**Your task:** Locate the word "notifications" in the entries below, then gather every line that holds it.

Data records
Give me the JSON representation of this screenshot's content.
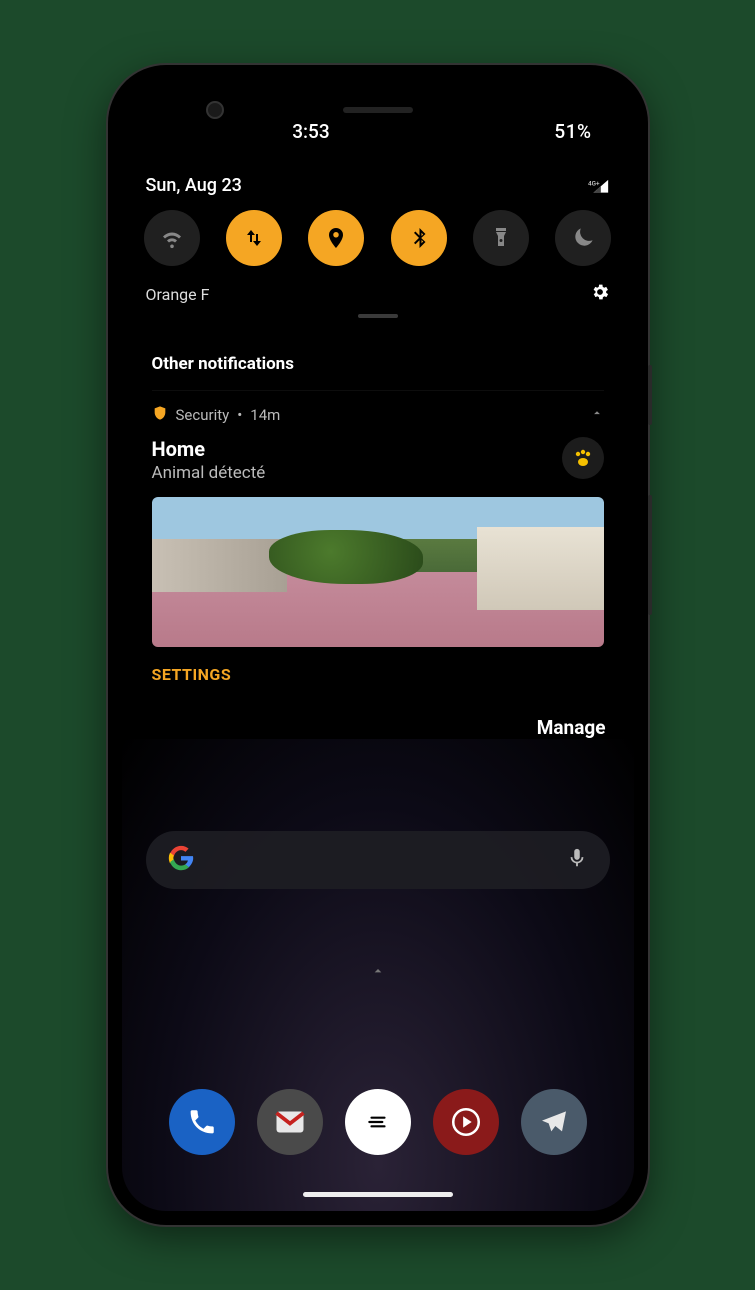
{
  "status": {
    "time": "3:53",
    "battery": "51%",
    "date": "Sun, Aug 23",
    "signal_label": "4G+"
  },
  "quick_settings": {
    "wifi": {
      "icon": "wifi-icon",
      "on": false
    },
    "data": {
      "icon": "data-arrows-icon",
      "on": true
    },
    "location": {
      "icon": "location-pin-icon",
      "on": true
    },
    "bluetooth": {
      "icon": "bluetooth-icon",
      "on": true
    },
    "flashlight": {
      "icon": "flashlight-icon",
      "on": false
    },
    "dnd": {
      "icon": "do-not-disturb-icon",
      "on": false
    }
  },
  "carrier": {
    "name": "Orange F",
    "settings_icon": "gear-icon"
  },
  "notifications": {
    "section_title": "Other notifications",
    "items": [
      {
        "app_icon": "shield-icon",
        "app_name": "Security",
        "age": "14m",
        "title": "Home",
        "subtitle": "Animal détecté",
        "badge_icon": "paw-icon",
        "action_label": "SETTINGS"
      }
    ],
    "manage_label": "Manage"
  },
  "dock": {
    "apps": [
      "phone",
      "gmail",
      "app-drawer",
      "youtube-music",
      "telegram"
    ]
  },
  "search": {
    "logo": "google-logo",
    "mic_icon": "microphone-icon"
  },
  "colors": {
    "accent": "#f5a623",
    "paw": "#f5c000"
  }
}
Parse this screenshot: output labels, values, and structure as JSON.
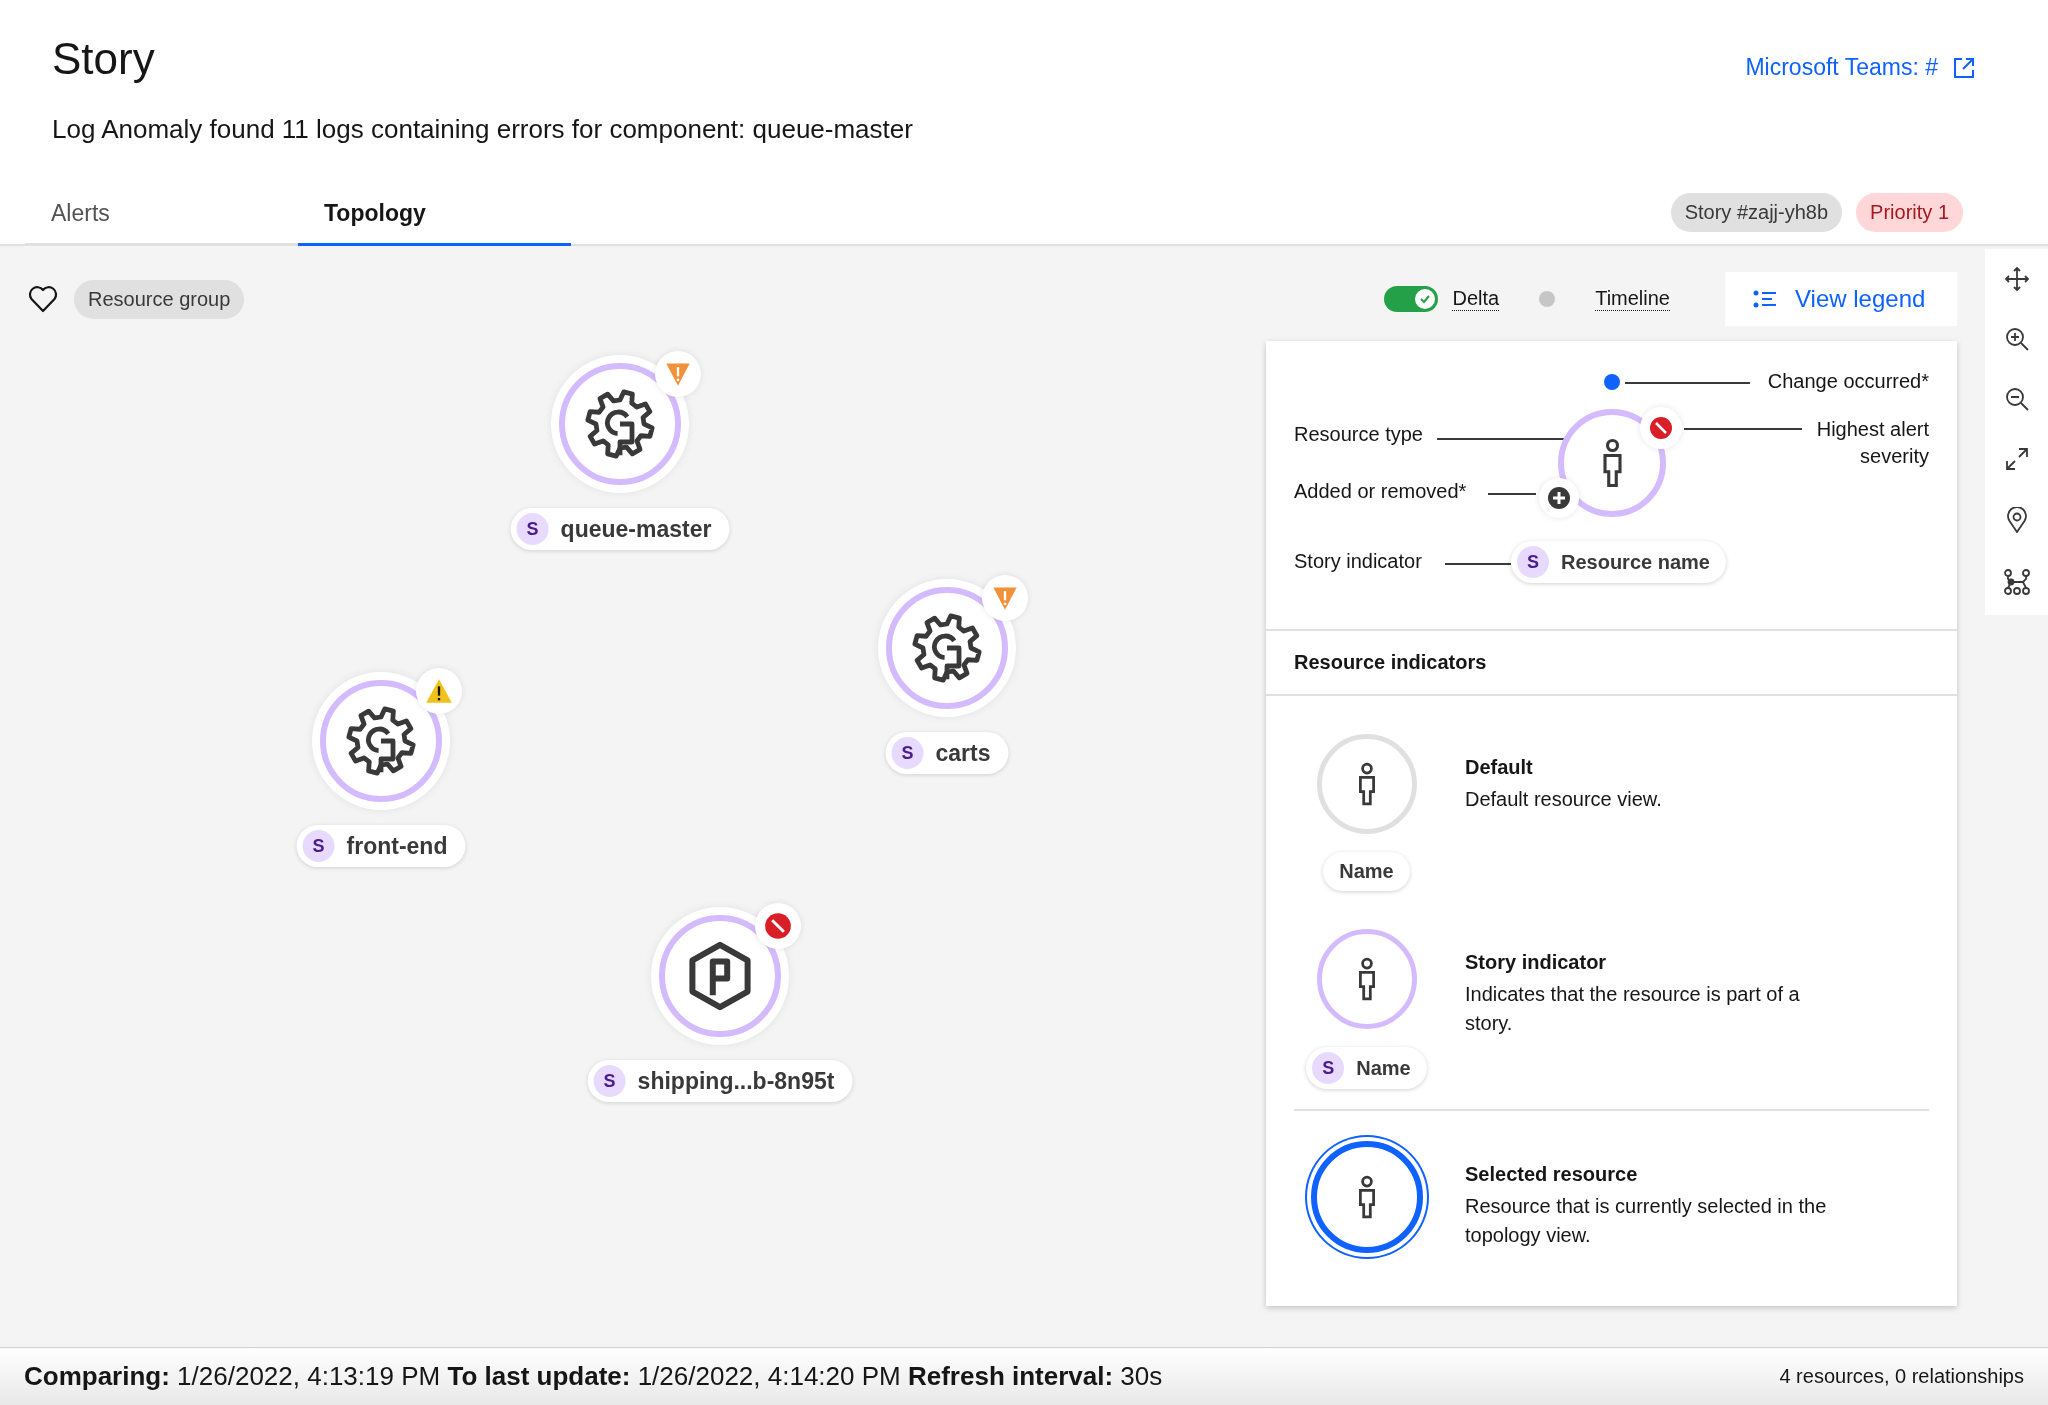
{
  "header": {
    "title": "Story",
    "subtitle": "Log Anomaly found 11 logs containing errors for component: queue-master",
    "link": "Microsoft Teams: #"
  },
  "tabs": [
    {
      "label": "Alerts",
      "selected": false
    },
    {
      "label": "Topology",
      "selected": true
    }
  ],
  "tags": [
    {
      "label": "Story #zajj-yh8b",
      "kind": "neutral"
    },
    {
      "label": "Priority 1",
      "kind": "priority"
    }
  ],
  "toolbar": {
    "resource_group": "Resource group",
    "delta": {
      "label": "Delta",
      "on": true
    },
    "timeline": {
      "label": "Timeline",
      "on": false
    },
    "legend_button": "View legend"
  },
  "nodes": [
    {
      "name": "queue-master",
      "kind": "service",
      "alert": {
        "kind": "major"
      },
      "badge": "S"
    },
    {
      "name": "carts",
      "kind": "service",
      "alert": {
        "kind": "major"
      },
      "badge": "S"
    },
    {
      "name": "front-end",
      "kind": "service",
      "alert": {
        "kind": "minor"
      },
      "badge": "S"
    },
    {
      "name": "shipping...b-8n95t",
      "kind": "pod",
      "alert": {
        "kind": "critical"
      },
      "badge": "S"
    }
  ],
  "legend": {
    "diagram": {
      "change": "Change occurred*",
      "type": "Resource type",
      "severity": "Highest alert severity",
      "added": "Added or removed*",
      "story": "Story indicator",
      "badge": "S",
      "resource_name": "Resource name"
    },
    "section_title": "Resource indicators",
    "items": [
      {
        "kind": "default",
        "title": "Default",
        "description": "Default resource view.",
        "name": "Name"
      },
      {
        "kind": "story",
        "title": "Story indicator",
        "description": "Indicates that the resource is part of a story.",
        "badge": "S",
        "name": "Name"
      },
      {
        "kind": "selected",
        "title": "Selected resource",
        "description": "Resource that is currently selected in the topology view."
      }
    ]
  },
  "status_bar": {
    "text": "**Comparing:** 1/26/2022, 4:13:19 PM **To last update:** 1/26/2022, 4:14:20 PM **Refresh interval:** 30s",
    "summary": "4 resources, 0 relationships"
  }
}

**Written solution:**
  "notifications": {
    "section_title": "Other notifications",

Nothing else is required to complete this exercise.